[Collected data]

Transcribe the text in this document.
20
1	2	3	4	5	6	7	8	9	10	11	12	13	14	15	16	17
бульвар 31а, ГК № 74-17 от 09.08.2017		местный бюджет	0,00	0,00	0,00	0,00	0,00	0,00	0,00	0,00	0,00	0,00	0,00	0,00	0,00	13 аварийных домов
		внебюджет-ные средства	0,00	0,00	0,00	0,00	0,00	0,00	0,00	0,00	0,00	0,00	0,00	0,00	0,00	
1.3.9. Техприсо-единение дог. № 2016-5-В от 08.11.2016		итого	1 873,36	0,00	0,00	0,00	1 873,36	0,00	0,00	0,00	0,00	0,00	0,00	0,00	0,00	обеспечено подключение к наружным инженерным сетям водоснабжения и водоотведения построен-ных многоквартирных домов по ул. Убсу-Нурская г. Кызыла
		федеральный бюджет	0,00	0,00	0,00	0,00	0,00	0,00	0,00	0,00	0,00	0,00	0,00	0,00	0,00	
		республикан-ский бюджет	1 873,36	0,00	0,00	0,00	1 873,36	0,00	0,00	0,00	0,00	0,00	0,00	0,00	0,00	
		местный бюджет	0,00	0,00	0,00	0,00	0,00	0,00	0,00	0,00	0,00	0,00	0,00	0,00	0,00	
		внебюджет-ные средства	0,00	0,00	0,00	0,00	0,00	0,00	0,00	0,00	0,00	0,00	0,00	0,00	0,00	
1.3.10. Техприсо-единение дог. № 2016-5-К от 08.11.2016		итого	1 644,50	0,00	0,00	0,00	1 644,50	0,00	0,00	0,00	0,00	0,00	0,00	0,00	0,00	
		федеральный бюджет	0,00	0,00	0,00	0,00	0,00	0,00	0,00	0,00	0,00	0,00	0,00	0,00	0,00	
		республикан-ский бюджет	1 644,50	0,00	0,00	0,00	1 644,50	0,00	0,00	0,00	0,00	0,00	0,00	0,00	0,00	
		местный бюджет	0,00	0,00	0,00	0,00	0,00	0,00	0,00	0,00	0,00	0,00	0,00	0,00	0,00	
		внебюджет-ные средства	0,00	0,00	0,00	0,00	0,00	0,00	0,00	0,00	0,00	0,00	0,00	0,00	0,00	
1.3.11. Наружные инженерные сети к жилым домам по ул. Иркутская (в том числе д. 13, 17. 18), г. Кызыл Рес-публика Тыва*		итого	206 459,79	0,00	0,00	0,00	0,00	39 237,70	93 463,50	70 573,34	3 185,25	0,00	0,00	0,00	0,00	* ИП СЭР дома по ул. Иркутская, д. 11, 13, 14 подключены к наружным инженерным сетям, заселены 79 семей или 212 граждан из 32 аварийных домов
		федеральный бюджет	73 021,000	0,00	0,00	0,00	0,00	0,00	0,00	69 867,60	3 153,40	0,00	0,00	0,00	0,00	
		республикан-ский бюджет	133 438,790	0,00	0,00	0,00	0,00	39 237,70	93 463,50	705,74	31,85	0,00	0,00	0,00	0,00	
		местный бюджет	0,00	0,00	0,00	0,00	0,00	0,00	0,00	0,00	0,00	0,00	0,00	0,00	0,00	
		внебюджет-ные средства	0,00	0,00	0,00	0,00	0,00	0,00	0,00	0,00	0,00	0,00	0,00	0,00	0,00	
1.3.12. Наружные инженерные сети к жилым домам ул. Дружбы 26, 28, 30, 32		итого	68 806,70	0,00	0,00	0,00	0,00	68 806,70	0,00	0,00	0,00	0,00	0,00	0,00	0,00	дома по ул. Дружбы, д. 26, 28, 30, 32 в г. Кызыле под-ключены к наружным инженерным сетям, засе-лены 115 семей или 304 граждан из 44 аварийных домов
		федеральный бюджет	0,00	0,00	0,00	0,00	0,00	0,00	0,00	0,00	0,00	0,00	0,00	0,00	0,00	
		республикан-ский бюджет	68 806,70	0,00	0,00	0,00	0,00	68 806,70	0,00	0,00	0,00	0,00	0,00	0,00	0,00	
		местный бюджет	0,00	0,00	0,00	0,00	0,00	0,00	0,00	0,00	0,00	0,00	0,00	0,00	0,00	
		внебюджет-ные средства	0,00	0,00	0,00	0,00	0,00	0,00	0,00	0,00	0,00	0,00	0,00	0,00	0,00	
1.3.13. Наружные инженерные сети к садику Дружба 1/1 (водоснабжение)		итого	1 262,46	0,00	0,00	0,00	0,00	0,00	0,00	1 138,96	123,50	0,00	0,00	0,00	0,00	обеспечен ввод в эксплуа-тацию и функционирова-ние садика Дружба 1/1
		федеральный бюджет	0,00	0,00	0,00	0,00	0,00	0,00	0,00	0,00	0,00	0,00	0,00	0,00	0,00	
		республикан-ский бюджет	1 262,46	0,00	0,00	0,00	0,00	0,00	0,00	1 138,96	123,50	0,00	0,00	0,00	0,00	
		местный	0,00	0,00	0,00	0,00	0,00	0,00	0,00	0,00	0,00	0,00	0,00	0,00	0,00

- [TASK BRIEF]: Print every entry exactly as written.

- [WORKED ANSWER]:
Transcribe the text in this document.
20
1	2	3	4	5	6	7	8	9	10	11	12	13	14	15	16	17
бульвар 31а, ГК № 74-17 от 09.08.2017		местный бюджет	0,00	0,00	0,00	0,00	0,00	0,00	0,00	0,00	0,00	0,00	0,00	0,00	0,00	13 аварийных домов
		внебюджет-ные средства	0,00	0,00	0,00	0,00	0,00	0,00	0,00	0,00	0,00	0,00	0,00	0,00	0,00	
1.3.9. Техприсо-единение дог. № 2016-5-В от 08.11.2016		итого	1 873,36	0,00	0,00	0,00	1 873,36	0,00	0,00	0,00	0,00	0,00	0,00	0,00	0,00	обеспечено подключение к наружным инженерным сетям водоснабжения и водоотведения построен-ных многоквартирных домов по ул. Убсу-Нурская г. Кызыла
		федеральный бюджет	0,00	0,00	0,00	0,00	0,00	0,00	0,00	0,00	0,00	0,00	0,00	0,00	0,00	
		республикан-ский бюджет	1 873,36	0,00	0,00	0,00	1 873,36	0,00	0,00	0,00	0,00	0,00	0,00	0,00	0,00	
		местный бюджет	0,00	0,00	0,00	0,00	0,00	0,00	0,00	0,00	0,00	0,00	0,00	0,00	0,00	
		внебюджет-ные средства	0,00	0,00	0,00	0,00	0,00	0,00	0,00	0,00	0,00	0,00	0,00	0,00	0,00	
1.3.10. Техприсо-единение дог. № 2016-5-К от 08.11.2016		итого	1 644,50	0,00	0,00	0,00	1 644,50	0,00	0,00	0,00	0,00	0,00	0,00	0,00	0,00	
		федеральный бюджет	0,00	0,00	0,00	0,00	0,00	0,00	0,00	0,00	0,00	0,00	0,00	0,00	0,00	
		республикан-ский бюджет	1 644,50	0,00	0,00	0,00	1 644,50	0,00	0,00	0,00	0,00	0,00	0,00	0,00	0,00	
		местный бюджет	0,00	0,00	0,00	0,00	0,00	0,00	0,00	0,00	0,00	0,00	0,00	0,00	0,00	
		внебюджет-ные средства	0,00	0,00	0,00	0,00	0,00	0,00	0,00	0,00	0,00	0,00	0,00	0,00	0,00	
1.3.11. Наружные инженерные сети к жилым домам по ул. Иркутская (в том числе д. 13, 17. 18), г. Кызыл Рес-публика Тыва*		итого	206 459,79	0,00	0,00	0,00	0,00	39 237,70	93 463,50	70 573,34	3 185,25	0,00	0,00	0,00	0,00	* ИП СЭР дома по ул. Иркутская, д. 11, 13, 14 подключены к наружным инженерным сетям, заселены 79 семей или 212 граждан из 32 аварийных домов
		федеральный бюджет	73 021,000	0,00	0,00	0,00	0,00	0,00	0,00	69 867,60	3 153,40	0,00	0,00	0,00	0,00	
		республикан-ский бюджет	133 438,790	0,00	0,00	0,00	0,00	39 237,70	93 463,50	705,74	31,85	0,00	0,00	0,00	0,00	
		местный бюджет	0,00	0,00	0,00	0,00	0,00	0,00	0,00	0,00	0,00	0,00	0,00	0,00	0,00	
		внебюджет-ные средства	0,00	0,00	0,00	0,00	0,00	0,00	0,00	0,00	0,00	0,00	0,00	0,00	0,00	
1.3.12. Наружные инженерные сети к жилым домам ул. Дружбы 26, 28, 30, 32		итого	68 806,70	0,00	0,00	0,00	0,00	68 806,70	0,00	0,00	0,00	0,00	0,00	0,00	0,00	дома по ул. Дружбы, д. 26, 28, 30, 32 в г. Кызыле под-ключены к наружным инженерным сетям, засе-лены 115 семей или 304 граждан из 44 аварийных домов
		федеральный бюджет	0,00	0,00	0,00	0,00	0,00	0,00	0,00	0,00	0,00	0,00	0,00	0,00	0,00	
		республикан-ский бюджет	68 806,70	0,00	0,00	0,00	0,00	68 806,70	0,00	0,00	0,00	0,00	0,00	0,00	0,00	
		местный бюджет	0,00	0,00	0,00	0,00	0,00	0,00	0,00	0,00	0,00	0,00	0,00	0,00	0,00	
		внебюджет-ные средства	0,00	0,00	0,00	0,00	0,00	0,00	0,00	0,00	0,00	0,00	0,00	0,00	0,00	
1.3.13. Наружные инженерные сети к садику Дружба 1/1 (водоснабжение)		итого	1 262,46	0,00	0,00	0,00	0,00	0,00	0,00	1 138,96	123,50	0,00	0,00	0,00	0,00	обеспечен ввод в эксплуа-тацию и функционирова-ние садика Дружба 1/1
		федеральный бюджет	0,00	0,00	0,00	0,00	0,00	0,00	0,00	0,00	0,00	0,00	0,00	0,00	0,00	
		республикан-ский бюджет	1 262,46	0,00	0,00	0,00	0,00	0,00	0,00	1 138,96	123,50	0,00	0,00	0,00	0,00	
		местный	0,00	0,00	0,00	0,00	0,00	0,00	0,00	0,00	0,00	0,00	0,00	0,00	0,00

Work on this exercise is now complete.